EXTRACT TO READ
Everything there is to know about like-kind exchanges and DSTs

Incorporating trusts in Delaware is attractive for many investors. Delaware is supportive of businesses incorporated in there, providing them advantages like great tax administration, friendly business climate, and refined business environment. There is no denying that the state is attractive from many points of view.

Owning interests in a DST (Delaware Statutory Trust) is what should be on your mind. You can use the DST to participate in like-kind exchanges and defer taxes upon the transfer. Not only do you receive passive income, but also you can transfer the wealth to your family on a tax advantage basis. Are you curious to learn more about thins form of investing? If the answer is yes, continue to read.

What is a DST?

A DST structure is a pooled investment fund. What the Delaware Statutory Trust does is allow investors to put large sums of money into a fund of significant size, that is spread across many investments and is managed by experts. Simply put, a Delaware Statutory trust is a legal entity, created as a trust under the Delaware law, that qualifies for a like-kind exchange.

Using a DST in a like-kind exchange

If you are looking to sell a property for more than you paid for, you can use the Delaware Statutory Trust to defer paying capital gains tax. You do not have to wait for the real estate prices to go up before selling. If you are no longer willing to be a hands-on property owner, sell the real estate and relocate to warmer climates. Section 1031 of the IRC allows any investor to impede the payment of capital gains taxes that can arise from the trade of a business property. There are 3 steps to a like-kind exchange:

  1. Selling the property, that is the relinquished property and finding a Qualified Intermediary.

REQUIREMENT
Carry on the piece about like-kind exchanges and DSTs from the point where it stops. You won't need the data that follows.

RECORDS
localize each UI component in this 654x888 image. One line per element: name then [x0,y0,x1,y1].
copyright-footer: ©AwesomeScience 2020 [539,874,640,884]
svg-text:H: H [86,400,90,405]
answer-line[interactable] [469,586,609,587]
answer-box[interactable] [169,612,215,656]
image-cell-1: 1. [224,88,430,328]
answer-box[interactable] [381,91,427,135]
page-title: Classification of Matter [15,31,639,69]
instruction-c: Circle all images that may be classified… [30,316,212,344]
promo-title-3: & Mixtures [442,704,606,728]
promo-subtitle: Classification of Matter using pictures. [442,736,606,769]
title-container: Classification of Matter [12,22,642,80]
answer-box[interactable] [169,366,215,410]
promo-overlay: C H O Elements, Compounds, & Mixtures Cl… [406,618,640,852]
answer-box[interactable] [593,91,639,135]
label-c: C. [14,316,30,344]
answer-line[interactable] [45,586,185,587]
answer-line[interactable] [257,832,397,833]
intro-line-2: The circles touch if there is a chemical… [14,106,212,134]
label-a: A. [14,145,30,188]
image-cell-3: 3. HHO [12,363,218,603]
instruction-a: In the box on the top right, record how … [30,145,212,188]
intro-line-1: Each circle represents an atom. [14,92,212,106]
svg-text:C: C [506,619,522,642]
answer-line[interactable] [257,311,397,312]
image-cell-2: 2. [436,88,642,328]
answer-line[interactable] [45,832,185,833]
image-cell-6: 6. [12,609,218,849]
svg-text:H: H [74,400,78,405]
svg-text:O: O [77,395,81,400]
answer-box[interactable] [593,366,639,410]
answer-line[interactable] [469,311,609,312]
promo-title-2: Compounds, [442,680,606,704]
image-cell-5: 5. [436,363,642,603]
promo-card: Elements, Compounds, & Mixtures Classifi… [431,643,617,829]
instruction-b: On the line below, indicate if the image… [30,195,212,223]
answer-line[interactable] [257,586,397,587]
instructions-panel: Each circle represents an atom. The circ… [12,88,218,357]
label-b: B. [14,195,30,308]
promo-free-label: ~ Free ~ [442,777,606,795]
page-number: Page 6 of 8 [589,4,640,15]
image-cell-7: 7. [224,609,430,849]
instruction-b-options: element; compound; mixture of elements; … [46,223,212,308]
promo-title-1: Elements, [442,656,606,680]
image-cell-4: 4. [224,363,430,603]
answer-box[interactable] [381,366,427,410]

RESPONSE BELOW
  2. Entering into an exchange agreement with the Qualified Intermediary.
  3. Receiving new property, in other words DST interest.

Like-kind exchange challenges

When using a DST to complete a like-kind exchange, you will come across some challenges. One of the hardest things is finding a replacement property. The replacement property has to be a like-kid one, which means that it has to be of a similar nature or character. It does not matter what grade or quality the replacement asset is. You do not have all the time in the world to identify the property. You have exactly 45 days to do so.

Another great challenge is successfully closing the purchase. If you are not able purchase a replacement property from a third party within 180 days, you will lose the opportunity to defer capital gains taxes. The like-kind exchange is therefore null. Keep in mind that it is not necessary to find an exact replacement. If the Delaware Statutory Trust owns a warehouse, you do not have to look for a warehouse. The replacement property can be anything from a factory to a vacant land. Do not waste your time searching for something that looks alike.